#### [Instructions to follow]
Copy out the listing that follows exactly, dropping every picture.

#### [Records for this task]
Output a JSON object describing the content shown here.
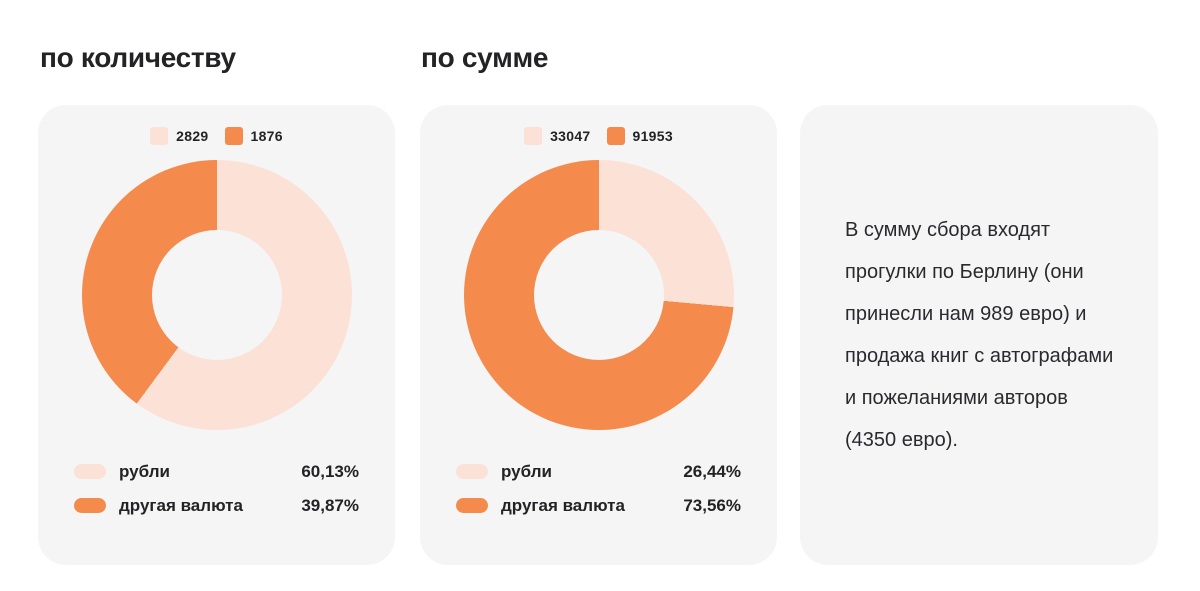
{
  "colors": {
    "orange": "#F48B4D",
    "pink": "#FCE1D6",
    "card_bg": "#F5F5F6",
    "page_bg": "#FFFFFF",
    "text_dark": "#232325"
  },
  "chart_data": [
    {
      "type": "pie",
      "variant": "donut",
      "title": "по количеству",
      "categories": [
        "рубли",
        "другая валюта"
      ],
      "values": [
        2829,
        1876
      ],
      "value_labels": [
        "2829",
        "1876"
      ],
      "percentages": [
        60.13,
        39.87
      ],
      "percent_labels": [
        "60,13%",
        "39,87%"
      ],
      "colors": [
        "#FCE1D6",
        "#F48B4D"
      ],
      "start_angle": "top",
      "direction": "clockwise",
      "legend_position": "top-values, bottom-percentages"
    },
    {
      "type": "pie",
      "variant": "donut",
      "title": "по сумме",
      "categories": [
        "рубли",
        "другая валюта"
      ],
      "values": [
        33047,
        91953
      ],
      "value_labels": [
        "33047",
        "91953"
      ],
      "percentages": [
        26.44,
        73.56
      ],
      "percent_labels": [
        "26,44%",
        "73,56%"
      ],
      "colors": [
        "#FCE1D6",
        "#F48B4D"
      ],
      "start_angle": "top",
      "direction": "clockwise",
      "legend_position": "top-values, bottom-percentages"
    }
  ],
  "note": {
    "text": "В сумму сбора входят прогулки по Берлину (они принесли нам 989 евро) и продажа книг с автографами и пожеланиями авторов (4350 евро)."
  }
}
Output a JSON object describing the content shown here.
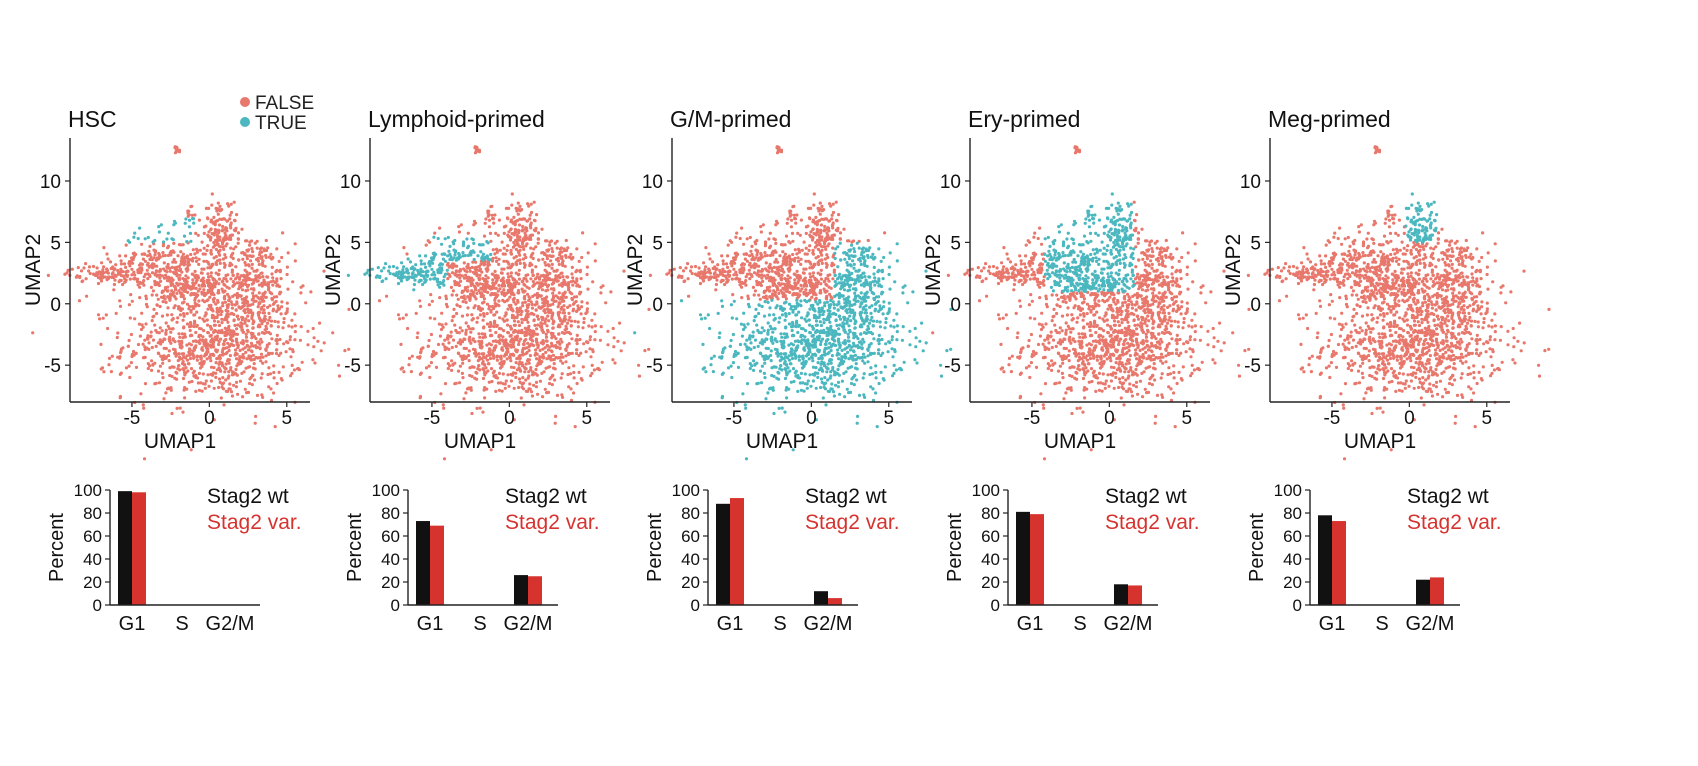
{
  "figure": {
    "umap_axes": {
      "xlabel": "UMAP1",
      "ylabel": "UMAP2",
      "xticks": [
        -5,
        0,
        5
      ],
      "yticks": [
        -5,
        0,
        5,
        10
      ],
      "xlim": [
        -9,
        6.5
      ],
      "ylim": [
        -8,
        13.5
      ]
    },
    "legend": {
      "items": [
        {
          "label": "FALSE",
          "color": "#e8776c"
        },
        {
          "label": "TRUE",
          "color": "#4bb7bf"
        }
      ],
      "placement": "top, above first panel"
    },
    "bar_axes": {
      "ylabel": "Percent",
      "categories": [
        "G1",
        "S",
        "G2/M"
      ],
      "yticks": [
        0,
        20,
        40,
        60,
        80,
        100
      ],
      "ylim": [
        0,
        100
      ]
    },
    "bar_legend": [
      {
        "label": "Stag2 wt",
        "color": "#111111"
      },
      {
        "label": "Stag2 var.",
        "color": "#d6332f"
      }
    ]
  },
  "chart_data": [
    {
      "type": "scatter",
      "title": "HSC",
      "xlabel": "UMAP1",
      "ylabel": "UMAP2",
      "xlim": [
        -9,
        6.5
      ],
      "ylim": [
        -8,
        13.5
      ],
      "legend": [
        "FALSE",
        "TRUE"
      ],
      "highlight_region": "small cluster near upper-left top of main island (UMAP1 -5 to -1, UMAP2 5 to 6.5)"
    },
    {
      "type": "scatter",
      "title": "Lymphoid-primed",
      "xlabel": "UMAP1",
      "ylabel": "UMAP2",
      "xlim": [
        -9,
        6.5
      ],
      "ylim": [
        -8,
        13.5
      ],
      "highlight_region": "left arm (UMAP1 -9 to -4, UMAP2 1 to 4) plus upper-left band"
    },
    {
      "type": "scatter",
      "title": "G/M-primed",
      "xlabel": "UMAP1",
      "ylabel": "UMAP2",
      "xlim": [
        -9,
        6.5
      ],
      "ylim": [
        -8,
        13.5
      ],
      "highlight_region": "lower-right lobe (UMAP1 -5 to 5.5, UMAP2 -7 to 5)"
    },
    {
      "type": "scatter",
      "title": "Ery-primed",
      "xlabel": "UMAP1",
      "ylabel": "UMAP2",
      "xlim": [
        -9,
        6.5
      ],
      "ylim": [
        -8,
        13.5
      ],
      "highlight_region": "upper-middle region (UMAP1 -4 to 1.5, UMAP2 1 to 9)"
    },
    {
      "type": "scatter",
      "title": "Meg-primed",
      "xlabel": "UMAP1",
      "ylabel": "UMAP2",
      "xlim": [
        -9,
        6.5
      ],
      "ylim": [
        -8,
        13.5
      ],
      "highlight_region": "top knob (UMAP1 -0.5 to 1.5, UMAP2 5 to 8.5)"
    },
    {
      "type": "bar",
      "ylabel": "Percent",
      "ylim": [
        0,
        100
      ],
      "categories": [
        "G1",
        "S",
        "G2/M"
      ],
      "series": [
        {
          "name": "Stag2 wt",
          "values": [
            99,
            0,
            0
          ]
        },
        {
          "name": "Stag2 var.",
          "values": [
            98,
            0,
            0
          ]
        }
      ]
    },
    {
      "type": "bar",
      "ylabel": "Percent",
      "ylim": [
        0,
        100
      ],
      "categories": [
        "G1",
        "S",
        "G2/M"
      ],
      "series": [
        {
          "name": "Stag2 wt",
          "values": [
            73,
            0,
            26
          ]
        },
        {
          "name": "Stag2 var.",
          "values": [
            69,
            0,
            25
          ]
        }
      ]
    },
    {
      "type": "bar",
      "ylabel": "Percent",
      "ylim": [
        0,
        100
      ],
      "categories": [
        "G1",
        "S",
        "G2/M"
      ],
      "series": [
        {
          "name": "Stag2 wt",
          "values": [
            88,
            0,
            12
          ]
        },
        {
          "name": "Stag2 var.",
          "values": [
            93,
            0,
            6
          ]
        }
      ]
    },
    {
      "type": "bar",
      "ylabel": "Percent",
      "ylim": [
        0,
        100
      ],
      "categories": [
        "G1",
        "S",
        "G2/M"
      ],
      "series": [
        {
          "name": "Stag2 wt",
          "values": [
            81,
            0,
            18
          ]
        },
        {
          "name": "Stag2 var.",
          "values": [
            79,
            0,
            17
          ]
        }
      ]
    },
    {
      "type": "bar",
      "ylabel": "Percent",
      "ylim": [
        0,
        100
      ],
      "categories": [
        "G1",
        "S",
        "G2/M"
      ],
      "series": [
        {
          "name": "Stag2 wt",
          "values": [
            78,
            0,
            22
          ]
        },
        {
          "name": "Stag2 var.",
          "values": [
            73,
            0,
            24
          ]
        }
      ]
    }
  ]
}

#### [Result below]
Output a JSON object describing the content shown here.
{
  "colors": {
    "orange": "#F48B4D",
    "pink": "#FCE1D6",
    "card_bg": "#F5F5F6",
    "page_bg": "#FFFFFF",
    "text_dark": "#232325"
  },
  "chart_data": [
    {
      "type": "pie",
      "variant": "donut",
      "title": "по количеству",
      "categories": [
        "рубли",
        "другая валюта"
      ],
      "values": [
        2829,
        1876
      ],
      "value_labels": [
        "2829",
        "1876"
      ],
      "percentages": [
        60.13,
        39.87
      ],
      "percent_labels": [
        "60,13%",
        "39,87%"
      ],
      "colors": [
        "#FCE1D6",
        "#F48B4D"
      ],
      "start_angle": "top",
      "direction": "clockwise",
      "legend_position": "top-values, bottom-percentages"
    },
    {
      "type": "pie",
      "variant": "donut",
      "title": "по сумме",
      "categories": [
        "рубли",
        "другая валюта"
      ],
      "values": [
        33047,
        91953
      ],
      "value_labels": [
        "33047",
        "91953"
      ],
      "percentages": [
        26.44,
        73.56
      ],
      "percent_labels": [
        "26,44%",
        "73,56%"
      ],
      "colors": [
        "#FCE1D6",
        "#F48B4D"
      ],
      "start_angle": "top",
      "direction": "clockwise",
      "legend_position": "top-values, bottom-percentages"
    }
  ],
  "note": {
    "text": "В сумму сбора входят прогулки по Берлину (они принесли нам 989 евро) и продажа книг с автографами и пожеланиями авторов (4350 евро)."
  }
}
Output a JSON object describing the content shown here.
{
  "figure": {
    "umap_axes": {
      "xlabel": "UMAP1",
      "ylabel": "UMAP2",
      "xticks": [
        -5,
        0,
        5
      ],
      "yticks": [
        -5,
        0,
        5,
        10
      ],
      "xlim": [
        -9,
        6.5
      ],
      "ylim": [
        -8,
        13.5
      ]
    },
    "legend": {
      "items": [
        {
          "label": "FALSE",
          "color": "#e8776c"
        },
        {
          "label": "TRUE",
          "color": "#4bb7bf"
        }
      ],
      "placement": "top, above first panel"
    },
    "bar_axes": {
      "ylabel": "Percent",
      "categories": [
        "G1",
        "S",
        "G2/M"
      ],
      "yticks": [
        0,
        20,
        40,
        60,
        80,
        100
      ],
      "ylim": [
        0,
        100
      ]
    },
    "bar_legend": [
      {
        "label": "Stag2 wt",
        "color": "#111111"
      },
      {
        "label": "Stag2 var.",
        "color": "#d6332f"
      }
    ]
  },
  "chart_data": [
    {
      "type": "scatter",
      "title": "HSC",
      "xlabel": "UMAP1",
      "ylabel": "UMAP2",
      "xlim": [
        -9,
        6.5
      ],
      "ylim": [
        -8,
        13.5
      ],
      "legend": [
        "FALSE",
        "TRUE"
      ],
      "highlight_region": "small cluster near upper-left top of main island (UMAP1 -5 to -1, UMAP2 5 to 6.5)"
    },
    {
      "type": "scatter",
      "title": "Lymphoid-primed",
      "xlabel": "UMAP1",
      "ylabel": "UMAP2",
      "xlim": [
        -9,
        6.5
      ],
      "ylim": [
        -8,
        13.5
      ],
      "highlight_region": "left arm (UMAP1 -9 to -4, UMAP2 1 to 4) plus upper-left band"
    },
    {
      "type": "scatter",
      "title": "G/M-primed",
      "xlabel": "UMAP1",
      "ylabel": "UMAP2",
      "xlim": [
        -9,
        6.5
      ],
      "ylim": [
        -8,
        13.5
      ],
      "highlight_region": "lower-right lobe (UMAP1 -5 to 5.5, UMAP2 -7 to 5)"
    },
    {
      "type": "scatter",
      "title": "Ery-primed",
      "xlabel": "UMAP1",
      "ylabel": "UMAP2",
      "xlim": [
        -9,
        6.5
      ],
      "ylim": [
        -8,
        13.5
      ],
      "highlight_region": "upper-middle region (UMAP1 -4 to 1.5, UMAP2 1 to 9)"
    },
    {
      "type": "scatter",
      "title": "Meg-primed",
      "xlabel": "UMAP1",
      "ylabel": "UMAP2",
      "xlim": [
        -9,
        6.5
      ],
      "ylim": [
        -8,
        13.5
      ],
      "highlight_region": "top knob (UMAP1 -0.5 to 1.5, UMAP2 5 to 8.5)"
    },
    {
      "type": "bar",
      "ylabel": "Percent",
      "ylim": [
        0,
        100
      ],
      "categories": [
        "G1",
        "S",
        "G2/M"
      ],
      "series": [
        {
          "name": "Stag2 wt",
          "values": [
            99,
            0,
            0
          ]
        },
        {
          "name": "Stag2 var.",
          "values": [
            98,
            0,
            0
          ]
        }
      ]
    },
    {
      "type": "bar",
      "ylabel": "Percent",
      "ylim": [
        0,
        100
      ],
      "categories": [
        "G1",
        "S",
        "G2/M"
      ],
      "series": [
        {
          "name": "Stag2 wt",
          "values": [
            73,
            0,
            26
          ]
        },
        {
          "name": "Stag2 var.",
          "values": [
            69,
            0,
            25
          ]
        }
      ]
    },
    {
      "type": "bar",
      "ylabel": "Percent",
      "ylim": [
        0,
        100
      ],
      "categories": [
        "G1",
        "S",
        "G2/M"
      ],
      "series": [
        {
          "name": "Stag2 wt",
          "values": [
            88,
            0,
            12
          ]
        },
        {
          "name": "Stag2 var.",
          "values": [
            93,
            0,
            6
          ]
        }
      ]
    },
    {
      "type": "bar",
      "ylabel": "Percent",
      "ylim": [
        0,
        100
      ],
      "categories": [
        "G1",
        "S",
        "G2/M"
      ],
      "series": [
        {
          "name": "Stag2 wt",
          "values": [
            81,
            0,
            18
          ]
        },
        {
          "name": "Stag2 var.",
          "values": [
            79,
            0,
            17
          ]
        }
      ]
    },
    {
      "type": "bar",
      "ylabel": "Percent",
      "ylim": [
        0,
        100
      ],
      "categories": [
        "G1",
        "S",
        "G2/M"
      ],
      "series": [
        {
          "name": "Stag2 wt",
          "values": [
            78,
            0,
            22
          ]
        },
        {
          "name": "Stag2 var.",
          "values": [
            73,
            0,
            24
          ]
        }
      ]
    }
  ]
}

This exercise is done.